Parmi d’autres plaisirs, l’été est synonyme de festivals musicaux en tous genres et de concerts à répétition. S’entasser dans la fournaise, un gobelet en plastique plein de mousse tiède à la main, ne peut vraiment prétendre au titre de dixième cercle de l’enfer que lorsqu’un grand gaillard de 2 mètres 20, coiffé d’une casquette négligemment posée au-dessus de son occiput, vous aura empêché de voir autre chose que sa nuque et son dos. Certes, l’arrière des T-shirts de rock est souvent rempli d’inscriptions, sans doute pour cette raison, mais 144 euros c’est un peu cher pour une expérience consistant à admirer des omoplates, sentir les aisselles de ses voisins, et seulement écouter Robbie Williams.
Avec des places qui frôlent ou dépassent les cent euros, on n’est plus vraiment à quelques billets près et l’on constate ainsi depuis quelques années l’essor de la pratique consistant à demander au public de débourser un peu plus, afin de disposer du privilège de ne pas compter sur les smartphones tenus à bout de bras par les rangs de devant pour apercevoir la scène. Mais si le tarif « early access » garantit une place dans les premiers rangs, tout le monde ne souhaite pas être si proche du cœur du réacteur, les oreilles à moins de dix mètres d’enceintes conçues pour être entendues de l’autre côté d’un terrain de football, au milieu de fans déchaînés. Le pire, c’est que cette solution vous met à une distance de la buvette qui ne se compte pas en mètres, mais en pieds écrasés, en « sorry / pardon / entschuldigung », et en coups d’épaules qui sont autant de risques de tester les vertus rafraichissantes de la boisson par aspersion sur l’ensemble du corps plutôt que par ingestion dans l’œsophage...
De toute façon, et de manière assez contre intuitive, l’expérience montre que ce n’est pas en se rapprochant de la scène, mais plutôt en s’en éloignant, et en laissant quelques mètres vides devant soi, que la visibilité s’améliore. Jusqu’à une certaine limite, bien sûr, l’arrière du camion Luxburger ou le vestiaire de l’Atelier n’étant pas le spot idéal pour profiter d’un solo de guitare. En évoquant l’Atelier, justement, comment ne pas avoir une pensée pleine de gratitude pour cette salle dont la passerelle métallique a sauvé de nombreuses personnes qui ne souhaitaient pas porter des semelles compensées de douze centimètres pour voir un concert ! Il n’est pas question de s’attendre à assister à un concert de rock dans les conditions de confort du grand auditorium de la Philharmonie, certes, mais simplement de réunir les conditions pour passer un moment agréable.

- _EXTRAITS DE DONNÉES_:

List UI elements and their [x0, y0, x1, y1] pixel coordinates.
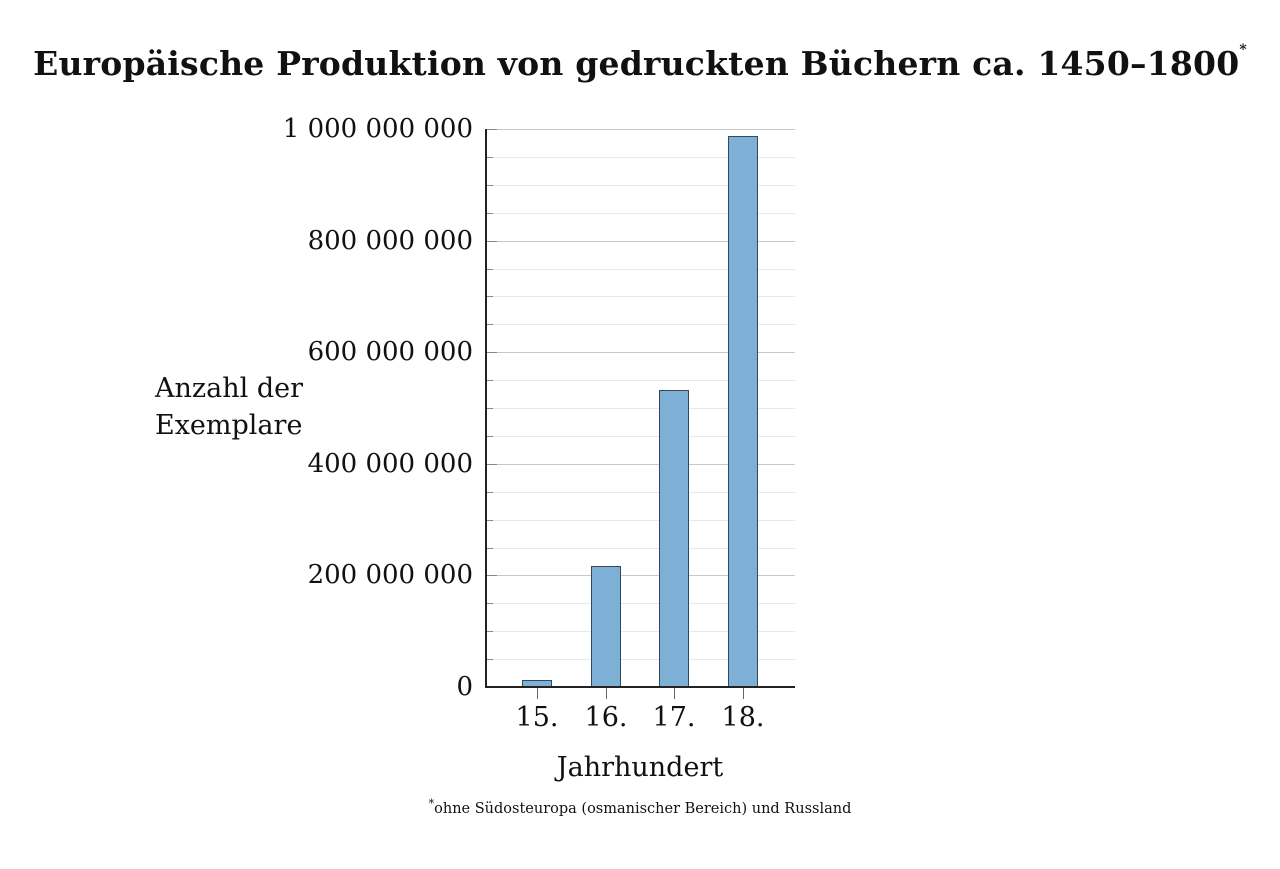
- y-tick-label: 200 000 000: [307, 560, 473, 591]
- y-tick-mark: [485, 184, 493, 186]
- x-tick-label: 18.: [721, 702, 765, 733]
- major-gridline: [485, 240, 795, 242]
- y-axis-title-line1: Anzahl der: [155, 373, 303, 404]
- x-tick-label: 15.: [515, 702, 559, 733]
- major-gridline: [485, 463, 795, 465]
- y-tick-mark: [485, 129, 497, 130]
- y-axis-title: Anzahl der Exemplare: [155, 370, 303, 444]
- y-tick-label: 600 000 000: [307, 337, 473, 368]
- y-tick-mark: [485, 631, 493, 633]
- minor-gridline: [485, 380, 795, 382]
- x-tick-label: 17.: [652, 702, 696, 733]
- minor-gridline: [485, 324, 795, 326]
- y-tick-label: 800 000 000: [307, 225, 473, 256]
- y-tick-mark: [485, 268, 493, 270]
- y-tick-mark: [485, 547, 493, 549]
- y-axis-title-line2: Exemplare: [155, 410, 303, 441]
- y-tick-mark: [485, 324, 493, 326]
- x-axis-line: [485, 686, 795, 688]
- major-gridline: [485, 575, 795, 577]
- y-tick-mark: [485, 352, 497, 354]
- bar-16: [591, 565, 621, 687]
- y-tick-label: 400 000 000: [307, 448, 473, 479]
- minor-gridline: [485, 659, 795, 661]
- y-tick-mark: [485, 463, 497, 465]
- minor-gridline: [485, 184, 795, 186]
- plot-area: [485, 129, 795, 699]
- footnote: *ohne Südosteuropa (osmanischer Bereich)…: [0, 797, 1280, 817]
- y-axis-line: [485, 129, 487, 687]
- major-gridline: [485, 352, 795, 354]
- minor-gridline: [485, 519, 795, 521]
- x-axis-title: Jahrhundert: [556, 752, 724, 783]
- bar-18: [728, 136, 758, 687]
- y-tick-label: 1 000 000 000: [282, 114, 473, 144]
- minor-gridline: [485, 268, 795, 270]
- y-tick-mark: [485, 603, 493, 605]
- chart-title-text: Europäische Produktion von gedruckten Bü…: [33, 44, 1240, 83]
- y-tick-mark: [485, 240, 497, 242]
- minor-gridline: [485, 296, 795, 298]
- x-tick-mark: [674, 687, 675, 699]
- y-tick-mark: [485, 659, 493, 661]
- x-tick-mark: [537, 687, 538, 699]
- x-tick-mark: [743, 687, 744, 699]
- minor-gridline: [485, 603, 795, 605]
- y-tick-mark: [485, 212, 493, 214]
- y-tick-mark: [485, 491, 493, 493]
- footnote-marker: *: [428, 797, 435, 810]
- y-tick-mark: [485, 519, 493, 521]
- minor-gridline: [485, 435, 795, 437]
- minor-gridline: [485, 156, 795, 158]
- y-tick-mark: [485, 380, 493, 382]
- y-tick-mark: [485, 575, 497, 577]
- y-tick-mark: [485, 435, 493, 437]
- minor-gridline: [485, 631, 795, 633]
- y-tick-label: 0: [456, 672, 473, 702]
- y-tick-mark: [485, 156, 493, 158]
- x-tick-mark: [606, 687, 607, 699]
- bar-17: [659, 389, 689, 687]
- chart-title: Europäische Produktion von gedruckten Bü…: [0, 42, 1280, 83]
- y-tick-mark: [485, 408, 493, 409]
- title-footnote-marker: *: [1239, 42, 1247, 58]
- y-tick-mark: [485, 687, 497, 688]
- y-tick-mark: [485, 296, 493, 298]
- x-tick-label: 16.: [584, 702, 628, 733]
- footnote-text: ohne Südosteuropa (osmanischer Bereich) …: [434, 800, 852, 817]
- minor-gridline: [485, 547, 795, 549]
- minor-gridline: [485, 408, 795, 409]
- major-gridline: [485, 129, 795, 130]
- minor-gridline: [485, 491, 795, 493]
- minor-gridline: [485, 212, 795, 214]
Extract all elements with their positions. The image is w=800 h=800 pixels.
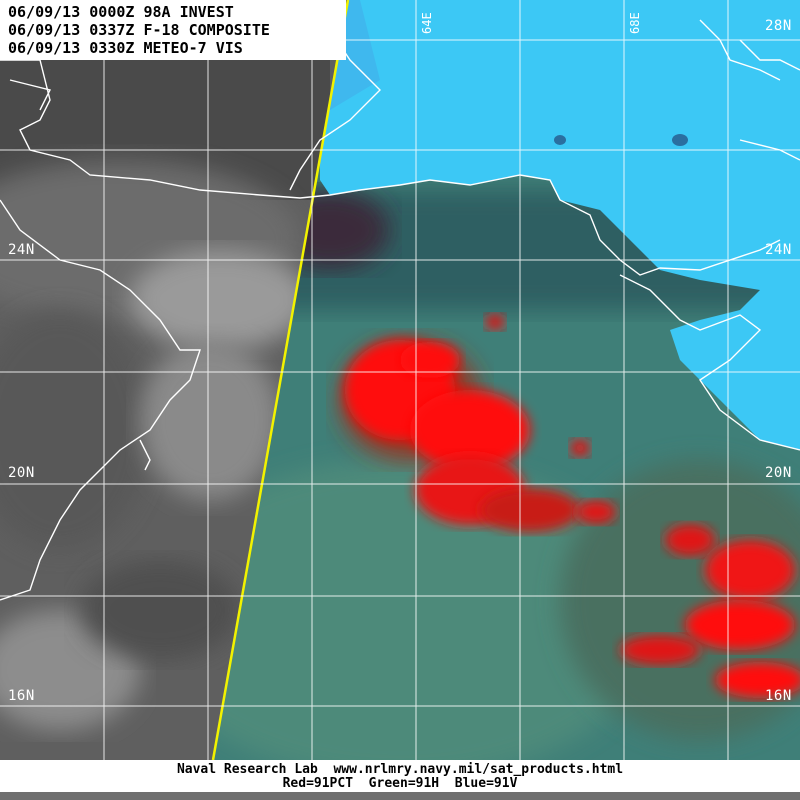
footer-channel-legend: Red=91PCT Green=91H Blue=91V bbox=[282, 776, 518, 791]
lat-label-28n: 28N bbox=[765, 18, 792, 34]
lat-label-16n-left: 16N bbox=[8, 688, 35, 704]
deep-convection-area bbox=[340, 314, 800, 698]
lat-label-24n-right: 24N bbox=[765, 242, 792, 258]
lat-label-20n-left: 20N bbox=[8, 465, 35, 481]
header-line-composite: 06/09/13 0337Z F-18 COMPOSITE bbox=[8, 21, 270, 39]
header-line-vis: 06/09/13 0330Z METEO-7 VIS bbox=[8, 39, 243, 57]
satellite-composite-map bbox=[0, 0, 800, 760]
coastlines bbox=[0, 19, 800, 601]
bottom-image-strip bbox=[0, 792, 800, 800]
header-info-box: 06/09/13 0000Z 98A INVEST 06/09/13 0337Z… bbox=[0, 0, 346, 60]
lat-lon-grid bbox=[0, 0, 800, 760]
lat-label-16n-right: 16N bbox=[765, 688, 792, 704]
lon-label-64e: 64E bbox=[420, 12, 434, 34]
lon-label-68e: 68E bbox=[628, 12, 642, 34]
lat-label-20n-right: 20N bbox=[765, 465, 792, 481]
lat-label-24n-left: 24N bbox=[8, 242, 35, 258]
microwave-composite-layer bbox=[213, 0, 800, 760]
header-line-invest: 06/09/13 0000Z 98A INVEST bbox=[8, 3, 234, 21]
swath-edge-line bbox=[211, 0, 350, 760]
footer-credit-text: Naval Research Lab www.nrlmry.navy.mil/s… bbox=[176, 762, 624, 777]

- _TRAVAIL À FAIRE_: Traduisez en anglais cette phrase de l’extrait sur les concerts : « De toute façon, et de manière assez contre intuitive, l’expérience montre que ce n’est pas en se rapprochant de la scène, mais plutôt en s’en éloignant, et en laissant quelques mètres vides devant soi, que la visibilité s’améliore. »

- _CORRIGÉ_: In any case, and rather counterintuitively, experience shows that visibility improves not by getting closer to the stage but by moving away from it and leaving a few empty meters in front of you.